(DESCRIPTION OF THE TASK):
The records below should be written out again, exactly.

** Start of EXTRACTED DATA **

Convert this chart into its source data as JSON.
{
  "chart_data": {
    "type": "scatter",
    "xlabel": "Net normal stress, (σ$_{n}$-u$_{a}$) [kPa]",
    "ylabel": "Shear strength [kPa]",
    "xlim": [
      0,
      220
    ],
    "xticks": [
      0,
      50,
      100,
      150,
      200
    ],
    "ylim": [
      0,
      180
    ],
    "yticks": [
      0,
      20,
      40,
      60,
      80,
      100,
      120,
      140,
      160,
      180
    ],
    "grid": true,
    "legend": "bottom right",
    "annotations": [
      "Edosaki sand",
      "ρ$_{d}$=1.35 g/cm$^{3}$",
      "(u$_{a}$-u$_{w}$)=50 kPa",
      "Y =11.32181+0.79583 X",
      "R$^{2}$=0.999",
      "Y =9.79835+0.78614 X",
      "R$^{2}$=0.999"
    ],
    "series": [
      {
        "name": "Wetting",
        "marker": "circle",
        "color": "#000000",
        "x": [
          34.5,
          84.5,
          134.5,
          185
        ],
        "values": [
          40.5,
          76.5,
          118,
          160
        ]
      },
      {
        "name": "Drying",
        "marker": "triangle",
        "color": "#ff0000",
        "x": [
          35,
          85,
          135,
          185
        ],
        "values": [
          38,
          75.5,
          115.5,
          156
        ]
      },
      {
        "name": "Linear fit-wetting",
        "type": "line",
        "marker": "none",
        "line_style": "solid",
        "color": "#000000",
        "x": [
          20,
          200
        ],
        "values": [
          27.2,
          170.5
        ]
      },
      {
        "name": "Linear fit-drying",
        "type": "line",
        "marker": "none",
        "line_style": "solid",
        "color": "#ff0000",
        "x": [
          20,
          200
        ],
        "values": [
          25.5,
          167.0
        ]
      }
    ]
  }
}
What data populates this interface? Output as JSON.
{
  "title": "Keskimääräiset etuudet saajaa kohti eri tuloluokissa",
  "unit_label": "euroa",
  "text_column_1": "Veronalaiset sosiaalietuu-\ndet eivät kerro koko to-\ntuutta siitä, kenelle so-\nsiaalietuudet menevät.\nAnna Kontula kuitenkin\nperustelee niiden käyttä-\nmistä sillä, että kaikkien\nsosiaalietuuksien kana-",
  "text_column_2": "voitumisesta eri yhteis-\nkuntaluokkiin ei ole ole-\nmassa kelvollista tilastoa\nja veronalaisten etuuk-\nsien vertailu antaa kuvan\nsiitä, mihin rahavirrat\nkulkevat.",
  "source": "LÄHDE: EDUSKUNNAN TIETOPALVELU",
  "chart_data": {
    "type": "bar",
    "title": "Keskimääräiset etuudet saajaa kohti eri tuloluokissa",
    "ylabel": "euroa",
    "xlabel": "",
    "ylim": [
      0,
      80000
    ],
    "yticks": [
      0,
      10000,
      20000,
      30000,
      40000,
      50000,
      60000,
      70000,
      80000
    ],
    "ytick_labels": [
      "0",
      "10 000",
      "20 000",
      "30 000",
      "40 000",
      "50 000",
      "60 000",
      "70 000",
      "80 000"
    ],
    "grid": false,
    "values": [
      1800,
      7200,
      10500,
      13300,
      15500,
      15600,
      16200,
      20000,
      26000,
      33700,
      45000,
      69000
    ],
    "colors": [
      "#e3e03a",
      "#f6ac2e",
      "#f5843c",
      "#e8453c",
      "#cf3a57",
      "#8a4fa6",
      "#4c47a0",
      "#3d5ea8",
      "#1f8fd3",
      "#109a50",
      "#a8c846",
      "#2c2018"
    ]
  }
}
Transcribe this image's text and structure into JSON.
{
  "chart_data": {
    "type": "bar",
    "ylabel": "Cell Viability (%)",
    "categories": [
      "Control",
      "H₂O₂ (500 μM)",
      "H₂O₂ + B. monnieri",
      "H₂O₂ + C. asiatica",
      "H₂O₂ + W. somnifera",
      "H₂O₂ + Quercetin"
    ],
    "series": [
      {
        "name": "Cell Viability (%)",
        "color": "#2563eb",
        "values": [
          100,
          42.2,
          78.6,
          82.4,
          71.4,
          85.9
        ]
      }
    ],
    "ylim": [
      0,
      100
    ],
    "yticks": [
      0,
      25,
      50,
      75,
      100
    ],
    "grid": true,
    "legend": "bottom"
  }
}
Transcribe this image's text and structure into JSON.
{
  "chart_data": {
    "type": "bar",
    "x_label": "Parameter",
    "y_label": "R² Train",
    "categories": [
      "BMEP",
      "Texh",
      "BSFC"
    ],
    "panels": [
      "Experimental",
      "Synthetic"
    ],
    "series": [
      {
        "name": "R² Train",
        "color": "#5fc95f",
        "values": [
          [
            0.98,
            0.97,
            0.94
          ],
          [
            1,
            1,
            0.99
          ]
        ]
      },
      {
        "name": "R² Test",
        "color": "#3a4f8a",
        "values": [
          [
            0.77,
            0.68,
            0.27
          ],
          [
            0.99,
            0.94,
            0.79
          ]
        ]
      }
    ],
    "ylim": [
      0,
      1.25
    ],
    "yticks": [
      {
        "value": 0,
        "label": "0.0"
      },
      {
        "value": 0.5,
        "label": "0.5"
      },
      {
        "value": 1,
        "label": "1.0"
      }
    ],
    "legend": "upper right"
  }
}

** End of EXTRACTED DATA **

(TASK ANSWER):
Convert this chart into its source data as JSON.
{
  "chart_data": {
    "type": "scatter",
    "xlabel": "Net normal stress, (σ$_{n}$-u$_{a}$) [kPa]",
    "ylabel": "Shear strength [kPa]",
    "xlim": [
      0,
      220
    ],
    "xticks": [
      0,
      50,
      100,
      150,
      200
    ],
    "ylim": [
      0,
      180
    ],
    "yticks": [
      0,
      20,
      40,
      60,
      80,
      100,
      120,
      140,
      160,
      180
    ],
    "grid": true,
    "legend": "bottom right",
    "annotations": [
      "Edosaki sand",
      "ρ$_{d}$=1.35 g/cm$^{3}$",
      "(u$_{a}$-u$_{w}$)=50 kPa",
      "Y =11.32181+0.79583 X",
      "R$^{2}$=0.999",
      "Y =9.79835+0.78614 X",
      "R$^{2}$=0.999"
    ],
    "series": [
      {
        "name": "Wetting",
        "marker": "circle",
        "color": "#000000",
        "x": [
          34.5,
          84.5,
          134.5,
          185
        ],
        "values": [
          40.5,
          76.5,
          118,
          160
        ]
      },
      {
        "name": "Drying",
        "marker": "triangle",
        "color": "#ff0000",
        "x": [
          35,
          85,
          135,
          185
        ],
        "values": [
          38,
          75.5,
          115.5,
          156
        ]
      },
      {
        "name": "Linear fit-wetting",
        "type": "line",
        "marker": "none",
        "line_style": "solid",
        "color": "#000000",
        "x": [
          20,
          200
        ],
        "values": [
          27.2,
          170.5
        ]
      },
      {
        "name": "Linear fit-drying",
        "type": "line",
        "marker": "none",
        "line_style": "solid",
        "color": "#ff0000",
        "x": [
          20,
          200
        ],
        "values": [
          25.5,
          167.0
        ]
      }
    ]
  }
}
What data populates this interface? Output as JSON.
{
  "title": "Keskimääräiset etuudet saajaa kohti eri tuloluokissa",
  "unit_label": "euroa",
  "text_column_1": "Veronalaiset sosiaalietuu-\ndet eivät kerro koko to-\ntuutta siitä, kenelle so-\nsiaalietuudet menevät.\nAnna Kontula kuitenkin\nperustelee niiden käyttä-\nmistä sillä, että kaikkien\nsosiaalietuuksien kana-",
  "text_column_2": "voitumisesta eri yhteis-\nkuntaluokkiin ei ole ole-\nmassa kelvollista tilastoa\nja veronalaisten etuuk-\nsien vertailu antaa kuvan\nsiitä, mihin rahavirrat\nkulkevat.",
  "source": "LÄHDE: EDUSKUNNAN TIETOPALVELU",
  "chart_data": {
    "type": "bar",
    "title": "Keskimääräiset etuudet saajaa kohti eri tuloluokissa",
    "ylabel": "euroa",
    "xlabel": "",
    "ylim": [
      0,
      80000
    ],
    "yticks": [
      0,
      10000,
      20000,
      30000,
      40000,
      50000,
      60000,
      70000,
      80000
    ],
    "ytick_labels": [
      "0",
      "10 000",
      "20 000",
      "30 000",
      "40 000",
      "50 000",
      "60 000",
      "70 000",
      "80 000"
    ],
    "grid": false,
    "values": [
      1800,
      7200,
      10500,
      13300,
      15500,
      15600,
      16200,
      20000,
      26000,
      33700,
      45000,
      69000
    ],
    "colors": [
      "#e3e03a",
      "#f6ac2e",
      "#f5843c",
      "#e8453c",
      "#cf3a57",
      "#8a4fa6",
      "#4c47a0",
      "#3d5ea8",
      "#1f8fd3",
      "#109a50",
      "#a8c846",
      "#2c2018"
    ]
  }
}
Transcribe this image's text and structure into JSON.
{
  "chart_data": {
    "type": "bar",
    "ylabel": "Cell Viability (%)",
    "categories": [
      "Control",
      "H₂O₂ (500 μM)",
      "H₂O₂ + B. monnieri",
      "H₂O₂ + C. asiatica",
      "H₂O₂ + W. somnifera",
      "H₂O₂ + Quercetin"
    ],
    "series": [
      {
        "name": "Cell Viability (%)",
        "color": "#2563eb",
        "values": [
          100,
          42.2,
          78.6,
          82.4,
          71.4,
          85.9
        ]
      }
    ],
    "ylim": [
      0,
      100
    ],
    "yticks": [
      0,
      25,
      50,
      75,
      100
    ],
    "grid": true,
    "legend": "bottom"
  }
}
Transcribe this image's text and structure into JSON.
{
  "chart_data": {
    "type": "bar",
    "x_label": "Parameter",
    "y_label": "R² Train",
    "categories": [
      "BMEP",
      "Texh",
      "BSFC"
    ],
    "panels": [
      "Experimental",
      "Synthetic"
    ],
    "series": [
      {
        "name": "R² Train",
        "color": "#5fc95f",
        "values": [
          [
            0.98,
            0.97,
            0.94
          ],
          [
            1,
            1,
            0.99
          ]
        ]
      },
      {
        "name": "R² Test",
        "color": "#3a4f8a",
        "values": [
          [
            0.77,
            0.68,
            0.27
          ],
          [
            0.99,
            0.94,
            0.79
          ]
        ]
      }
    ],
    "ylim": [
      0,
      1.25
    ],
    "yticks": [
      {
        "value": 0,
        "label": "0.0"
      },
      {
        "value": 0.5,
        "label": "0.5"
      },
      {
        "value": 1,
        "label": "1.0"
      }
    ],
    "legend": "upper right"
  }
}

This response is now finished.